• **What is being asked**:
Go to the line that contains "Parse this screenshot: output" and extract it along with every line after it, exactly, through the end of the data below.

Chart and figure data
┄┄┄┄┄┄

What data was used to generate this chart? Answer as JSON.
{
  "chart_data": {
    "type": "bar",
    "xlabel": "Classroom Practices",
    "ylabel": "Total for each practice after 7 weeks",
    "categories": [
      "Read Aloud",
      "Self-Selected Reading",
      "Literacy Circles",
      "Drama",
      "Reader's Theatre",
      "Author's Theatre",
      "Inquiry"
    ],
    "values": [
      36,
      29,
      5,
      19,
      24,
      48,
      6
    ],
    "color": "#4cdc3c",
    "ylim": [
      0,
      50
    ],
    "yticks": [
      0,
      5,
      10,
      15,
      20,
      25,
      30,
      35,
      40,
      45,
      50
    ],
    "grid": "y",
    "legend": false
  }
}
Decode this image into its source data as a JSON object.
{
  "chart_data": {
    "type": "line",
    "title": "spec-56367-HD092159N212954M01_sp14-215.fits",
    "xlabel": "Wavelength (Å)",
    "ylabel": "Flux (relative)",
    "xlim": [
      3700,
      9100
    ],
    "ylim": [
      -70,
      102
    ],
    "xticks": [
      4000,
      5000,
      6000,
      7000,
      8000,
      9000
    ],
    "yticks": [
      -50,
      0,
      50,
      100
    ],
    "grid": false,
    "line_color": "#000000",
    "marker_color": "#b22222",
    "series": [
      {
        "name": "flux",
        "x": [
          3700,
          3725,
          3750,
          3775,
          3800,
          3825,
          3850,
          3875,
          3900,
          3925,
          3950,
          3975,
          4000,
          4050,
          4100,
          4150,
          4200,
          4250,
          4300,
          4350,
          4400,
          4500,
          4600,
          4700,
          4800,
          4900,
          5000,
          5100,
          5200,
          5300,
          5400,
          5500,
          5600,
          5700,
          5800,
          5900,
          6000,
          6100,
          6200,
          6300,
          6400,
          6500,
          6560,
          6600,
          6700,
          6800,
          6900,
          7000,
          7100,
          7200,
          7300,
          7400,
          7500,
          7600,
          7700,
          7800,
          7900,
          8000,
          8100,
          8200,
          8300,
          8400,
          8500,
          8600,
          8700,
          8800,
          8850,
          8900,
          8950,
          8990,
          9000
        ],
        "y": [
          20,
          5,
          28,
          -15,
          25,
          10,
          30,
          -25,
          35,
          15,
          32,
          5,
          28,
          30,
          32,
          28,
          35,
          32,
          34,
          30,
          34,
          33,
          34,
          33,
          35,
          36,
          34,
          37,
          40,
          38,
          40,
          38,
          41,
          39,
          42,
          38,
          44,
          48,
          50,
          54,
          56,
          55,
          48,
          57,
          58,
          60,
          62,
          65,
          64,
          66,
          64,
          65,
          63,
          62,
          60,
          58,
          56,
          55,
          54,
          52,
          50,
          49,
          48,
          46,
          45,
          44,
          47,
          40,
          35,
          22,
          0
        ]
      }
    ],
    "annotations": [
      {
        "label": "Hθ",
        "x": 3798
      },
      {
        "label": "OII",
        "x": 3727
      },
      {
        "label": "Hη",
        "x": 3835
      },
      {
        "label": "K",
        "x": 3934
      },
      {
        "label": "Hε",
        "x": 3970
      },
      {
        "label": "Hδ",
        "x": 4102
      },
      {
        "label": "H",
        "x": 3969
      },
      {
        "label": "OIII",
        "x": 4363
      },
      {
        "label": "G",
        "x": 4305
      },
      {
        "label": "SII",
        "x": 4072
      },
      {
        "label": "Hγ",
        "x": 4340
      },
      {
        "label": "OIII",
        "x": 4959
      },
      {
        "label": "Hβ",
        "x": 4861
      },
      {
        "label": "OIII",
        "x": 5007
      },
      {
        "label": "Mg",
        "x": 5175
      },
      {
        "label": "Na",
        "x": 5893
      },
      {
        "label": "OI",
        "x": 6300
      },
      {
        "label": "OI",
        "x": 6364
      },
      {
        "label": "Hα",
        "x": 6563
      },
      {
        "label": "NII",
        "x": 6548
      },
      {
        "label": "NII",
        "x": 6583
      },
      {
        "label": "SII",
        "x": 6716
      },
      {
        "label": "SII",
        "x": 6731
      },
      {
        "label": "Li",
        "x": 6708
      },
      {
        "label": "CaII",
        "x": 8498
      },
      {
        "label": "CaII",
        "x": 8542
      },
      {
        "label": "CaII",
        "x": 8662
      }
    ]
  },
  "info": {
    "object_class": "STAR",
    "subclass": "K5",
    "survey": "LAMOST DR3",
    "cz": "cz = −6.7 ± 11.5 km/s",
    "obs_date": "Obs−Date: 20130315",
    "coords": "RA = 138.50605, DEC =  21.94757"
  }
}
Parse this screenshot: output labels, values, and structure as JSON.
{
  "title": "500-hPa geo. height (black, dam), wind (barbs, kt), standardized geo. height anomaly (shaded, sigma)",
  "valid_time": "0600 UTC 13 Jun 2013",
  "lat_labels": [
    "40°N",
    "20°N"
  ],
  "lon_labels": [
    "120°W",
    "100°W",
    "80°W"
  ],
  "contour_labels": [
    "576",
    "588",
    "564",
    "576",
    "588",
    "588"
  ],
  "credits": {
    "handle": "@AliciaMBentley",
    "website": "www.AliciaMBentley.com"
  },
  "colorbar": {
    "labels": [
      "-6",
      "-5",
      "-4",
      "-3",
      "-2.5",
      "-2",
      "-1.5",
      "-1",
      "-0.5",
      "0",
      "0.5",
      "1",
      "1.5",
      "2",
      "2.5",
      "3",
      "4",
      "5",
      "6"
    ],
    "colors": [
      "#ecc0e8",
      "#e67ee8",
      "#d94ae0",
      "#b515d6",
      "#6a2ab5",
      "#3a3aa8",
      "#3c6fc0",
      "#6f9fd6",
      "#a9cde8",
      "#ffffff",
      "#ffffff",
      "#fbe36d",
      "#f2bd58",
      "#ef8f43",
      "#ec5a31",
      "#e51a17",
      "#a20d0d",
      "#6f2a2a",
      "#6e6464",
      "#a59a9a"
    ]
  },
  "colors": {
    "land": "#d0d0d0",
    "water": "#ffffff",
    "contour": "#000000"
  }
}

┄┄┄┄┄┄

• **Answer to the exercise**:
Parse this screenshot: output labels, values, and structure as JSON.
{
  "title": "500-hPa geo. height (black, dam), wind (barbs, kt), standardized geo. height anomaly (shaded, sigma)",
  "valid_time": "0600 UTC 13 Jun 2013",
  "lat_labels": [
    "40°N",
    "20°N"
  ],
  "lon_labels": [
    "120°W",
    "100°W",
    "80°W"
  ],
  "contour_labels": [
    "576",
    "588",
    "564",
    "576",
    "588",
    "588"
  ],
  "credits": {
    "handle": "@AliciaMBentley",
    "website": "www.AliciaMBentley.com"
  },
  "colorbar": {
    "labels": [
      "-6",
      "-5",
      "-4",
      "-3",
      "-2.5",
      "-2",
      "-1.5",
      "-1",
      "-0.5",
      "0",
      "0.5",
      "1",
      "1.5",
      "2",
      "2.5",
      "3",
      "4",
      "5",
      "6"
    ],
    "colors": [
      "#ecc0e8",
      "#e67ee8",
      "#d94ae0",
      "#b515d6",
      "#6a2ab5",
      "#3a3aa8",
      "#3c6fc0",
      "#6f9fd6",
      "#a9cde8",
      "#ffffff",
      "#ffffff",
      "#fbe36d",
      "#f2bd58",
      "#ef8f43",
      "#ec5a31",
      "#e51a17",
      "#a20d0d",
      "#6f2a2a",
      "#6e6464",
      "#a59a9a"
    ]
  },
  "colors": {
    "land": "#d0d0d0",
    "water": "#ffffff",
    "contour": "#000000"
  }
}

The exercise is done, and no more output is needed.